## Data section
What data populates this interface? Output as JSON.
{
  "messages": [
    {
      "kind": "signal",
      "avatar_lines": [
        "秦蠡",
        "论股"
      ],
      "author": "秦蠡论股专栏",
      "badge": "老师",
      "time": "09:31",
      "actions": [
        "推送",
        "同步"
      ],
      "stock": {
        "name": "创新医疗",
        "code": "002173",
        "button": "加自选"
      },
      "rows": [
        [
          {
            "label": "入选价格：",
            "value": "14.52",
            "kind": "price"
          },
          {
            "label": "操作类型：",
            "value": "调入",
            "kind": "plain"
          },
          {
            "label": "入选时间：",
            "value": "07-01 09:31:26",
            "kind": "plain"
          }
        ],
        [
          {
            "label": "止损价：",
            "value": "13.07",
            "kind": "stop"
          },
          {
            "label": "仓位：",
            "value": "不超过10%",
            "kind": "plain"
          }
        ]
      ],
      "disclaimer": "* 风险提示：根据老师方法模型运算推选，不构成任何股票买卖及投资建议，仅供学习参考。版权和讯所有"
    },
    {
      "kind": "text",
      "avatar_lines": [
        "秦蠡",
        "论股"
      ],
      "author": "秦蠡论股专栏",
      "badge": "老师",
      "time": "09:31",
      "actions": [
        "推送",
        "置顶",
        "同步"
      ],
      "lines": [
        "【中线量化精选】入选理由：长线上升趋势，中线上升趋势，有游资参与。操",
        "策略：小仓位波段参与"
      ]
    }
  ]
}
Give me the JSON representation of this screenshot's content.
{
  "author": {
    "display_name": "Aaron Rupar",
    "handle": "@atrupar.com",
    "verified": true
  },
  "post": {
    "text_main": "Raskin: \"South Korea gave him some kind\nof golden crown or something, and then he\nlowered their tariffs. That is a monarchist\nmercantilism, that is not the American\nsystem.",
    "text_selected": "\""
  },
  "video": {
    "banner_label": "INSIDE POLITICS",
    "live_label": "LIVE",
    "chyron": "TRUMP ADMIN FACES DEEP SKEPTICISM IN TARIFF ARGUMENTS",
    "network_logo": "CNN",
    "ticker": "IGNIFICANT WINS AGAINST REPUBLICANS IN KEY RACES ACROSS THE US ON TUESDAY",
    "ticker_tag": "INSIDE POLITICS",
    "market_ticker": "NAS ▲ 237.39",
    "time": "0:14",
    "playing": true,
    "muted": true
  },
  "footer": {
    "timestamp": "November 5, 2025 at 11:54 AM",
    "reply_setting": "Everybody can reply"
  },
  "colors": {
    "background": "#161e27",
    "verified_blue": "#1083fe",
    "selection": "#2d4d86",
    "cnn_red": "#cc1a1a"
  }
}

## Objective
Repeat the material from above exactly, word for word.

## Exercise result
What data populates this interface? Output as JSON.
{
  "messages": [
    {
      "kind": "signal",
      "avatar_lines": [
        "秦蠡",
        "论股"
      ],
      "author": "秦蠡论股专栏",
      "badge": "老师",
      "time": "09:31",
      "actions": [
        "推送",
        "同步"
      ],
      "stock": {
        "name": "创新医疗",
        "code": "002173",
        "button": "加自选"
      },
      "rows": [
        [
          {
            "label": "入选价格：",
            "value": "14.52",
            "kind": "price"
          },
          {
            "label": "操作类型：",
            "value": "调入",
            "kind": "plain"
          },
          {
            "label": "入选时间：",
            "value": "07-01 09:31:26",
            "kind": "plain"
          }
        ],
        [
          {
            "label": "止损价：",
            "value": "13.07",
            "kind": "stop"
          },
          {
            "label": "仓位：",
            "value": "不超过10%",
            "kind": "plain"
          }
        ]
      ],
      "disclaimer": "* 风险提示：根据老师方法模型运算推选，不构成任何股票买卖及投资建议，仅供学习参考。版权和讯所有"
    },
    {
      "kind": "text",
      "avatar_lines": [
        "秦蠡",
        "论股"
      ],
      "author": "秦蠡论股专栏",
      "badge": "老师",
      "time": "09:31",
      "actions": [
        "推送",
        "置顶",
        "同步"
      ],
      "lines": [
        "【中线量化精选】入选理由：长线上升趋势，中线上升趋势，有游资参与。操",
        "策略：小仓位波段参与"
      ]
    }
  ]
}
Give me the JSON representation of this screenshot's content.
{
  "author": {
    "display_name": "Aaron Rupar",
    "handle": "@atrupar.com",
    "verified": true
  },
  "post": {
    "text_main": "Raskin: \"South Korea gave him some kind\nof golden crown or something, and then he\nlowered their tariffs. That is a monarchist\nmercantilism, that is not the American\nsystem.",
    "text_selected": "\""
  },
  "video": {
    "banner_label": "INSIDE POLITICS",
    "live_label": "LIVE",
    "chyron": "TRUMP ADMIN FACES DEEP SKEPTICISM IN TARIFF ARGUMENTS",
    "network_logo": "CNN",
    "ticker": "IGNIFICANT WINS AGAINST REPUBLICANS IN KEY RACES ACROSS THE US ON TUESDAY",
    "ticker_tag": "INSIDE POLITICS",
    "market_ticker": "NAS ▲ 237.39",
    "time": "0:14",
    "playing": true,
    "muted": true
  },
  "footer": {
    "timestamp": "November 5, 2025 at 11:54 AM",
    "reply_setting": "Everybody can reply"
  },
  "colors": {
    "background": "#161e27",
    "verified_blue": "#1083fe",
    "selection": "#2d4d86",
    "cnn_red": "#cc1a1a"
  }
}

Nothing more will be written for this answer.